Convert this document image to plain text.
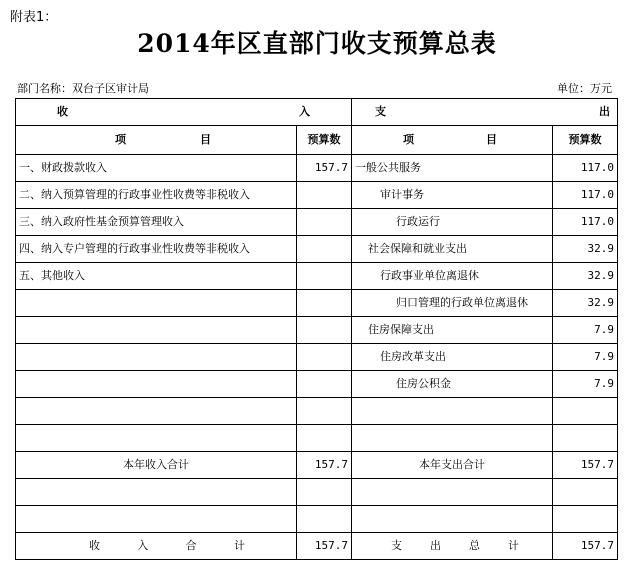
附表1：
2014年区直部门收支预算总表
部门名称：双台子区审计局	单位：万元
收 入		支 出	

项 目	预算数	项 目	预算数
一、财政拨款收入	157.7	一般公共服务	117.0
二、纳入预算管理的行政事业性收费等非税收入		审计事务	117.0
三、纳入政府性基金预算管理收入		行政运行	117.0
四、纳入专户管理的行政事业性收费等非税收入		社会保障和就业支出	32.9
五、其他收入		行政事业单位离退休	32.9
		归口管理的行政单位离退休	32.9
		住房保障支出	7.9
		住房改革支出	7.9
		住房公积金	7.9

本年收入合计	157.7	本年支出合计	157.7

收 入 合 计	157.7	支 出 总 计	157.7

..........

Every entry above needs to be retyped exactly; drop the pictures.

Convert this document image to plain text.
附表1：
2014年区直部门收支预算总表
部门名称：双台子区审计局	单位：万元
收 入		支 出	

项 目	预算数	项 目	预算数
一、财政拨款收入	157.7	一般公共服务	117.0
二、纳入预算管理的行政事业性收费等非税收入		审计事务	117.0
三、纳入政府性基金预算管理收入		行政运行	117.0
四、纳入专户管理的行政事业性收费等非税收入		社会保障和就业支出	32.9
五、其他收入		行政事业单位离退休	32.9
		归口管理的行政单位离退休	32.9
		住房保障支出	7.9
		住房改革支出	7.9
		住房公积金	7.9

本年收入合计	157.7	本年支出合计	157.7

收 入 合 计	157.7	支 出 总 计	157.7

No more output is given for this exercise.